◆ **The data**
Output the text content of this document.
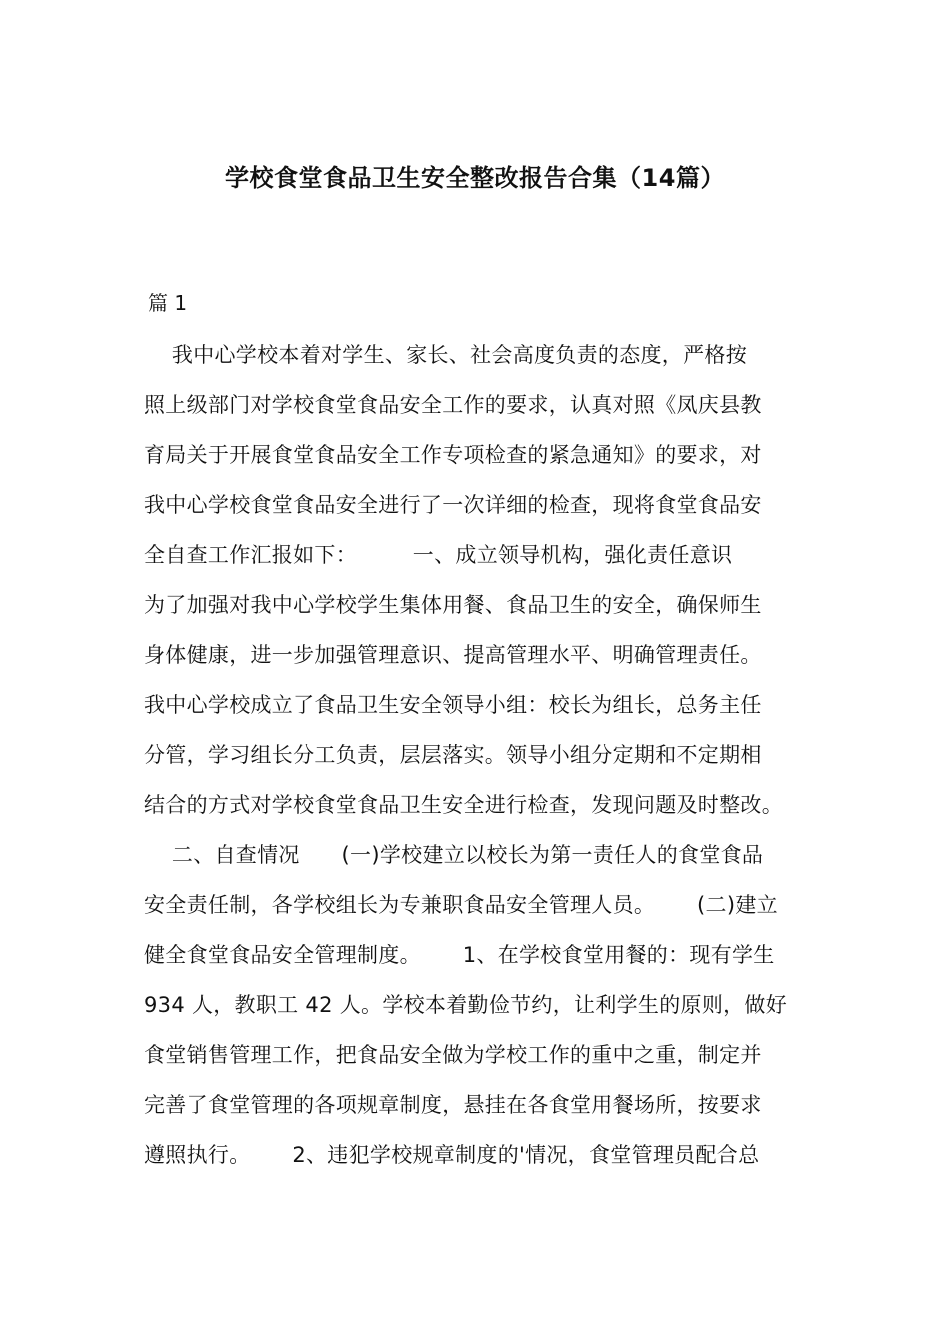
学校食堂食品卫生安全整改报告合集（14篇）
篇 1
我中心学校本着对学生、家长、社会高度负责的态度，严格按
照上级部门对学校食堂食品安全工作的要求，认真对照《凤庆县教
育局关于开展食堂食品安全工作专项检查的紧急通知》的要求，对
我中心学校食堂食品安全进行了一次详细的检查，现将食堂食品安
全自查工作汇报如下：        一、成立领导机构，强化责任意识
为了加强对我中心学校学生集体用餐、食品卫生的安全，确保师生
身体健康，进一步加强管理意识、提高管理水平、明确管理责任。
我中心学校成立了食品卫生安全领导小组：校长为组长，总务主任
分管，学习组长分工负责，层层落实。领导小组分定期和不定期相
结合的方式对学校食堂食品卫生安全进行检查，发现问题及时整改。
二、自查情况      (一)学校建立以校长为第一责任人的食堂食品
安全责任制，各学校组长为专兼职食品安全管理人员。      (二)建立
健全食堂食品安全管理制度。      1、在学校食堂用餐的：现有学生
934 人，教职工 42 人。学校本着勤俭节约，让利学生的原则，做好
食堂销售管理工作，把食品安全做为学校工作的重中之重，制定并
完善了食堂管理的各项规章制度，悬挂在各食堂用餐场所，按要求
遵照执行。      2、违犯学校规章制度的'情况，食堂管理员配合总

◆ **What the task asks**
Exactly reproduce the entries above, minus the pictures.

◆ **Task response**
Output the text content of this document.
学校食堂食品卫生安全整改报告合集（14篇）
篇 1
我中心学校本着对学生、家长、社会高度负责的态度，严格按
照上级部门对学校食堂食品安全工作的要求，认真对照《凤庆县教
育局关于开展食堂食品安全工作专项检查的紧急通知》的要求，对
我中心学校食堂食品安全进行了一次详细的检查，现将食堂食品安
全自查工作汇报如下：        一、成立领导机构，强化责任意识
为了加强对我中心学校学生集体用餐、食品卫生的安全，确保师生
身体健康，进一步加强管理意识、提高管理水平、明确管理责任。
我中心学校成立了食品卫生安全领导小组：校长为组长，总务主任
分管，学习组长分工负责，层层落实。领导小组分定期和不定期相
结合的方式对学校食堂食品卫生安全进行检查，发现问题及时整改。
二、自查情况      (一)学校建立以校长为第一责任人的食堂食品
安全责任制，各学校组长为专兼职食品安全管理人员。      (二)建立
健全食堂食品安全管理制度。      1、在学校食堂用餐的：现有学生
934 人，教职工 42 人。学校本着勤俭节约，让利学生的原则，做好
食堂销售管理工作，把食品安全做为学校工作的重中之重，制定并
完善了食堂管理的各项规章制度，悬挂在各食堂用餐场所，按要求
遵照执行。      2、违犯学校规章制度的'情况，食堂管理员配合总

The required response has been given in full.